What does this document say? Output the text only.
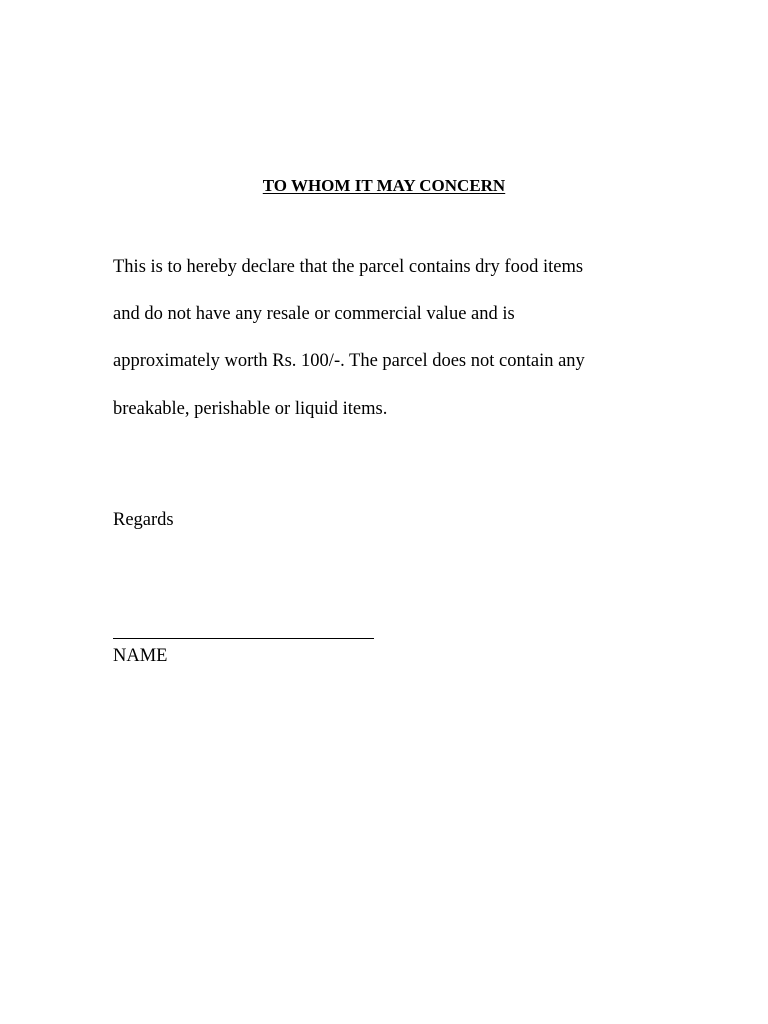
TO WHOM IT MAY CONCERN
This is to hereby declare that the parcel contains dry food items
and do not have any resale or commercial value and is
approximately worth Rs. 100/-. The parcel does not contain any
breakable, perishable or liquid items.
Regards
NAME
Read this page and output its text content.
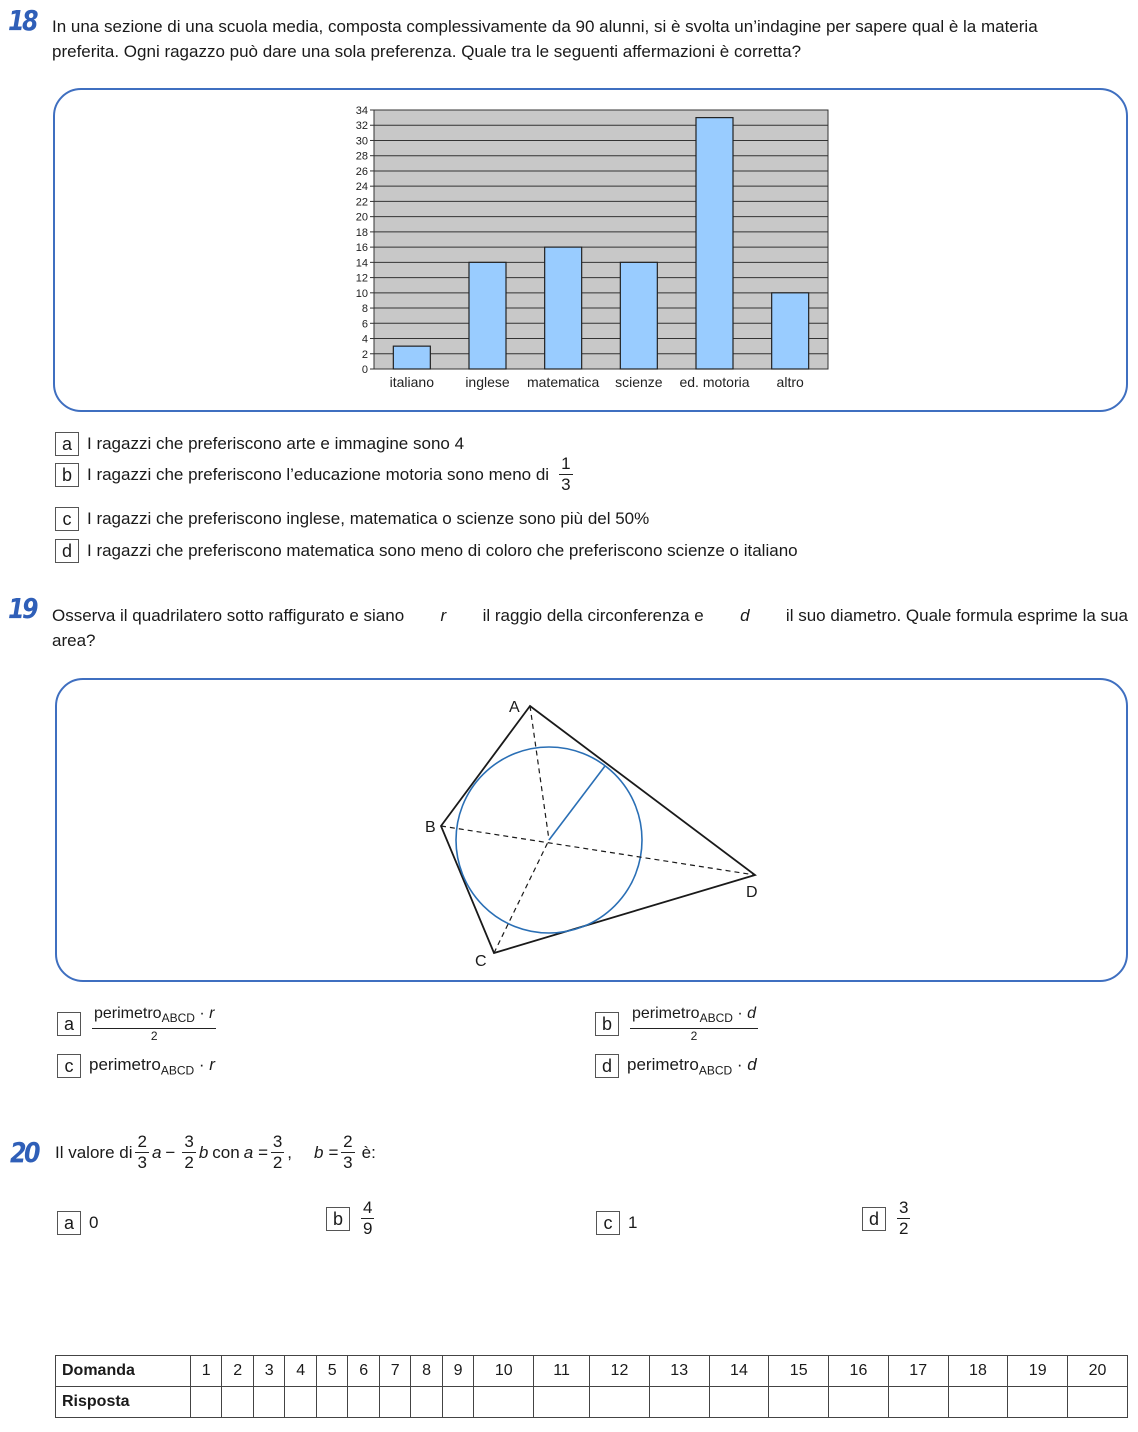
18 In una sezione di una scuola media, composta complessivamente da 90 alunni, si è svolta un’indagine per sapere qual è la materia
preferita. Ogni ragazzo può dare una sola preferenza. Quale tra le seguenti affermazioni è corretta?
0
2
4
6
8
10
12
14
16
18
20
22
24
26
28
30
32
34
italiano inglese matematica scienze ed. motoria altro
a I ragazzi che preferiscono arte e immagine sono 4
b I ragazzi che preferiscono l’educazione motoria sono meno di $\frac{1}{3}$
c I ragazzi che preferiscono inglese, matematica o scienze sono più del 50%
d I ragazzi che preferiscono matematica sono meno di coloro che preferiscono scienze o italiano
19 Osserva il quadrilatero sotto raffigurato e siano r il raggio della circonferenza e d il suo diametro. Quale formula esprime la sua
area?
A
B
C
D
a	$\frac{perimetro_{ABCD} \cdot r}{2}$	b	$\frac{perimetro_{ABCD} \cdot d}{2}$
c perimetro$_{ABCD}$ · r	d perimetro$_{ABCD}$ · d
20 Il valore di $\frac{2}{3}$ $a - \frac{3}{2}$ b con $a = \frac{3}{2}$ , $b = \frac{2}{3}$ è:
a 0	b	$\frac{4}{9}$	c 1	d	$\frac{3}{2}$
Domanda	1	2	3	4	5	6	7	8	9	10	11	12	13	14	15	16	17	18	19	20
Risposta																				
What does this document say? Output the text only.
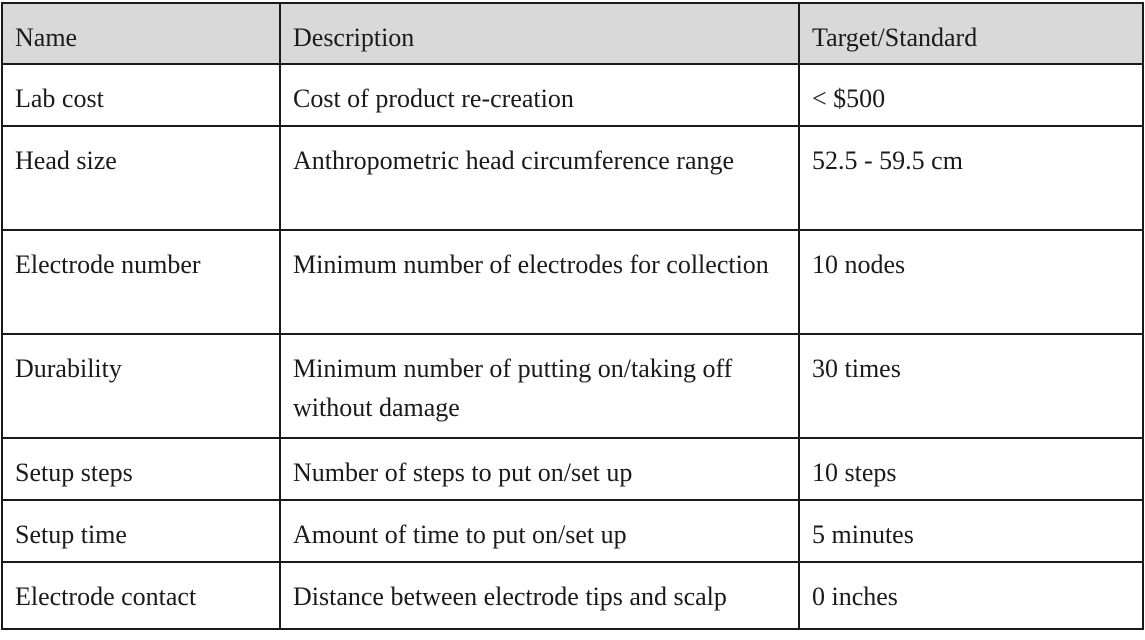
Name	Description	Target/Standard
Lab cost	Cost of product re-creation	< $500
Head size	Anthropometric head circumference range	52.5 - 59.5 cm
Electrode number	Minimum number of electrodes for collection	10 nodes
Durability	Minimum number of putting on/taking off without damage	30 times
Setup steps	Number of steps to put on/set up	10 steps
Setup time	Amount of time to put on/set up	5 minutes
Electrode contact	Distance between electrode tips and scalp	0 inches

- - - - -

• **What you need to do**
With the pictures left out, transcribe the material exactly.

• **Output for this task**
What does this document say? Output the text only.
TO WHOM IT MAY CONCERN
This is to hereby declare that the parcel contains dry food items
and do not have any resale or commercial value and is
approximately worth Rs. 100/-. The parcel does not contain any
breakable, perishable or liquid items.
Regards
NAME
Read this page and output its text content.
18 In una sezione di una scuola media, composta complessivamente da 90 alunni, si è svolta un’indagine per sapere qual è la materia
preferita. Ogni ragazzo può dare una sola preferenza. Quale tra le seguenti affermazioni è corretta?
0
2
4
6
8
10
12
14
16
18
20
22
24
26
28
30
32
34
italiano inglese matematica scienze ed. motoria altro
a I ragazzi che preferiscono arte e immagine sono 4
b I ragazzi che preferiscono l’educazione motoria sono meno di $\frac{1}{3}$
c I ragazzi che preferiscono inglese, matematica o scienze sono più del 50%
d I ragazzi che preferiscono matematica sono meno di coloro che preferiscono scienze o italiano
19 Osserva il quadrilatero sotto raffigurato e siano r il raggio della circonferenza e d il suo diametro. Quale formula esprime la sua
area?
A
B
C
D
a	$\frac{perimetro_{ABCD} \cdot r}{2}$	b	$\frac{perimetro_{ABCD} \cdot d}{2}$
c perimetro$_{ABCD}$ · r	d perimetro$_{ABCD}$ · d
20 Il valore di $\frac{2}{3}$ $a - \frac{3}{2}$ b con $a = \frac{3}{2}$ , $b = \frac{2}{3}$ è:
a 0	b	$\frac{4}{9}$	c 1	d	$\frac{3}{2}$
Domanda	1	2	3	4	5	6	7	8	9	10	11	12	13	14	15	16	17	18	19	20
Risposta																				
What does this document say? Output the text only.
Name	Description	Target/Standard
Lab cost	Cost of product re-creation	< $500
Head size	Anthropometric head circumference range	52.5 - 59.5 cm
Electrode number	Minimum number of electrodes for collection	10 nodes
Durability	Minimum number of putting on/taking off without damage	30 times
Setup steps	Number of steps to put on/set up	10 steps
Setup time	Amount of time to put on/set up	5 minutes
Electrode contact	Distance between electrode tips and scalp	0 inches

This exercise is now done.